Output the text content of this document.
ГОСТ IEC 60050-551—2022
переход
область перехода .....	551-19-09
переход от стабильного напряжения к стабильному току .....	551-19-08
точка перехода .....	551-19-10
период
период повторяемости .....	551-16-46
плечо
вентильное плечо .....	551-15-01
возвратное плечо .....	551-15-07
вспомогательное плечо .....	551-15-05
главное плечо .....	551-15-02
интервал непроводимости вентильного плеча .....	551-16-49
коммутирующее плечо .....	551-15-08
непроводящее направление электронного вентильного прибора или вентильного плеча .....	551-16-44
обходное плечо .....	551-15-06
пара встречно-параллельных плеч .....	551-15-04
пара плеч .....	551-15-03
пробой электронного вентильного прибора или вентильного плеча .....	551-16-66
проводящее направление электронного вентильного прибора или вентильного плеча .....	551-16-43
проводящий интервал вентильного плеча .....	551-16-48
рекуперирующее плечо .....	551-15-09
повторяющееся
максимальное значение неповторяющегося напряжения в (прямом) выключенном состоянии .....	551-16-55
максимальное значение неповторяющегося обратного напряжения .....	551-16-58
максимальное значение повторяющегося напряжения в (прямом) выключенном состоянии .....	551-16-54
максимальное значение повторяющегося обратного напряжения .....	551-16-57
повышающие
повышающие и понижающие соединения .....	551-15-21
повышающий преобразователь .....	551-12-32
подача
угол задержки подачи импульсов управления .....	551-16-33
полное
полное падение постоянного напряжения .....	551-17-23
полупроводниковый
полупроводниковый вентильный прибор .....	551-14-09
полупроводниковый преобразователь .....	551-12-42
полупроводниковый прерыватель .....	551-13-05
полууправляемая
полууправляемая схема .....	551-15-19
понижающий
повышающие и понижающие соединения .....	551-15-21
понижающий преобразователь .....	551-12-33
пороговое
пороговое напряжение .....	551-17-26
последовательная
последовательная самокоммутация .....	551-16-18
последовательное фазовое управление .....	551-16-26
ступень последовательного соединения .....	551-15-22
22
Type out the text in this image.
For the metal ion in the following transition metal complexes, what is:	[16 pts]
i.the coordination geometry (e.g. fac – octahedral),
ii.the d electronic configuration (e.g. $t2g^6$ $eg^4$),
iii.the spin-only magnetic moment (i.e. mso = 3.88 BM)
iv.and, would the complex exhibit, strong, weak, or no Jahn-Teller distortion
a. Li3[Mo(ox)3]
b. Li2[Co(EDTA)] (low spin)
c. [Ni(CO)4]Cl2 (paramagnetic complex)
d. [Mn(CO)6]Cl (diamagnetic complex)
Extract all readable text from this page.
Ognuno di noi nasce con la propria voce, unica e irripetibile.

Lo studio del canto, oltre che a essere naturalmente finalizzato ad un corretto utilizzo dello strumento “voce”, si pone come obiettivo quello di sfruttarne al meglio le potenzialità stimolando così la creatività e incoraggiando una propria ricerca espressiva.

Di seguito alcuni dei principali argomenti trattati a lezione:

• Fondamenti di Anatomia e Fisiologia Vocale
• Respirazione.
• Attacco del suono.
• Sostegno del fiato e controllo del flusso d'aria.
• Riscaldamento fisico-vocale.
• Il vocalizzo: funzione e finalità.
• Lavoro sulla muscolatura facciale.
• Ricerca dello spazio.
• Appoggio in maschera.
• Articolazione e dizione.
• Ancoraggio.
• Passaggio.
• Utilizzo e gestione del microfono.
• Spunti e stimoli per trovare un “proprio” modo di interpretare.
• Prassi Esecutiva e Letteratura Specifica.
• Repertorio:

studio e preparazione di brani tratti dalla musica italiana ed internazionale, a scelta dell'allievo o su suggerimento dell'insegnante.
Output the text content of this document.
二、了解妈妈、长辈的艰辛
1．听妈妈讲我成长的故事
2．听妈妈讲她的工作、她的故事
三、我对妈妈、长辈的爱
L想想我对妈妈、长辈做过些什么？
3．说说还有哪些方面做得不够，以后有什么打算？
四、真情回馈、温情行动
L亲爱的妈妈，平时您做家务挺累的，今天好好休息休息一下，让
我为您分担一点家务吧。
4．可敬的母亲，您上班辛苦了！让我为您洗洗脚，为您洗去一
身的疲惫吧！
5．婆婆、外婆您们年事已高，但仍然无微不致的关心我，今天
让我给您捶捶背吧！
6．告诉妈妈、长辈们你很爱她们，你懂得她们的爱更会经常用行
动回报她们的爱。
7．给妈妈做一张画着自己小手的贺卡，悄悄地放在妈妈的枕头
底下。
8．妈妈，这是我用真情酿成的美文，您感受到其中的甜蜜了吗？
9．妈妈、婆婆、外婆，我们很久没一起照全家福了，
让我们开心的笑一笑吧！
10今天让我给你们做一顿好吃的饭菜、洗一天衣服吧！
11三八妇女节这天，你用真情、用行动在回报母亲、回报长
════════
What the task requires
Write out the material from the first line to the last, exactly.

Answer
Output the text content of this document.
ГОСТ IEC 60050-551—2022
переход
область перехода .....	551-19-09
переход от стабильного напряжения к стабильному току .....	551-19-08
точка перехода .....	551-19-10
период
период повторяемости .....	551-16-46
плечо
вентильное плечо .....	551-15-01
возвратное плечо .....	551-15-07
вспомогательное плечо .....	551-15-05
главное плечо .....	551-15-02
интервал непроводимости вентильного плеча .....	551-16-49
коммутирующее плечо .....	551-15-08
непроводящее направление электронного вентильного прибора или вентильного плеча .....	551-16-44
обходное плечо .....	551-15-06
пара встречно-параллельных плеч .....	551-15-04
пара плеч .....	551-15-03
пробой электронного вентильного прибора или вентильного плеча .....	551-16-66
проводящее направление электронного вентильного прибора или вентильного плеча .....	551-16-43
проводящий интервал вентильного плеча .....	551-16-48
рекуперирующее плечо .....	551-15-09
повторяющееся
максимальное значение неповторяющегося напряжения в (прямом) выключенном состоянии .....	551-16-55
максимальное значение неповторяющегося обратного напряжения .....	551-16-58
максимальное значение повторяющегося напряжения в (прямом) выключенном состоянии .....	551-16-54
максимальное значение повторяющегося обратного напряжения .....	551-16-57
повышающие
повышающие и понижающие соединения .....	551-15-21
повышающий преобразователь .....	551-12-32
подача
угол задержки подачи импульсов управления .....	551-16-33
полное
полное падение постоянного напряжения .....	551-17-23
полупроводниковый
полупроводниковый вентильный прибор .....	551-14-09
полупроводниковый преобразователь .....	551-12-42
полупроводниковый прерыватель .....	551-13-05
полууправляемая
полууправляемая схема .....	551-15-19
понижающий
повышающие и понижающие соединения .....	551-15-21
понижающий преобразователь .....	551-12-33
пороговое
пороговое напряжение .....	551-17-26
последовательная
последовательная самокоммутация .....	551-16-18
последовательное фазовое управление .....	551-16-26
ступень последовательного соединения .....	551-15-22
22
Type out the text in this image.
For the metal ion in the following transition metal complexes, what is:	[16 pts]
i.the coordination geometry (e.g. fac – octahedral),
ii.the d electronic configuration (e.g. $t2g^6$ $eg^4$),
iii.the spin-only magnetic moment (i.e. mso = 3.88 BM)
iv.and, would the complex exhibit, strong, weak, or no Jahn-Teller distortion
a. Li3[Mo(ox)3]
b. Li2[Co(EDTA)] (low spin)
c. [Ni(CO)4]Cl2 (paramagnetic complex)
d. [Mn(CO)6]Cl (diamagnetic complex)
Extract all readable text from this page.
Ognuno di noi nasce con la propria voce, unica e irripetibile.

Lo studio del canto, oltre che a essere naturalmente finalizzato ad un corretto utilizzo dello strumento “voce”, si pone come obiettivo quello di sfruttarne al meglio le potenzialità stimolando così la creatività e incoraggiando una propria ricerca espressiva.

Di seguito alcuni dei principali argomenti trattati a lezione:

• Fondamenti di Anatomia e Fisiologia Vocale
• Respirazione.
• Attacco del suono.
• Sostegno del fiato e controllo del flusso d'aria.
• Riscaldamento fisico-vocale.
• Il vocalizzo: funzione e finalità.
• Lavoro sulla muscolatura facciale.
• Ricerca dello spazio.
• Appoggio in maschera.
• Articolazione e dizione.
• Ancoraggio.
• Passaggio.
• Utilizzo e gestione del microfono.
• Spunti e stimoli per trovare un “proprio” modo di interpretare.
• Prassi Esecutiva e Letteratura Specifica.
• Repertorio:

studio e preparazione di brani tratti dalla musica italiana ed internazionale, a scelta dell'allievo o su suggerimento dell'insegnante.
Output the text content of this document.
二、了解妈妈、长辈的艰辛
1．听妈妈讲我成长的故事
2．听妈妈讲她的工作、她的故事
三、我对妈妈、长辈的爱
L想想我对妈妈、长辈做过些什么？
3．说说还有哪些方面做得不够，以后有什么打算？
四、真情回馈、温情行动
L亲爱的妈妈，平时您做家务挺累的，今天好好休息休息一下，让
我为您分担一点家务吧。
4．可敬的母亲，您上班辛苦了！让我为您洗洗脚，为您洗去一
身的疲惫吧！
5．婆婆、外婆您们年事已高，但仍然无微不致的关心我，今天
让我给您捶捶背吧！
6．告诉妈妈、长辈们你很爱她们，你懂得她们的爱更会经常用行
动回报她们的爱。
7．给妈妈做一张画着自己小手的贺卡，悄悄地放在妈妈的枕头
底下。
8．妈妈，这是我用真情酿成的美文，您感受到其中的甜蜜了吗？
9．妈妈、婆婆、外婆，我们很久没一起照全家福了，
让我们开心的笑一笑吧！
10今天让我给你们做一顿好吃的饭菜、洗一天衣服吧！
11三八妇女节这天，你用真情、用行动在回报母亲、回报长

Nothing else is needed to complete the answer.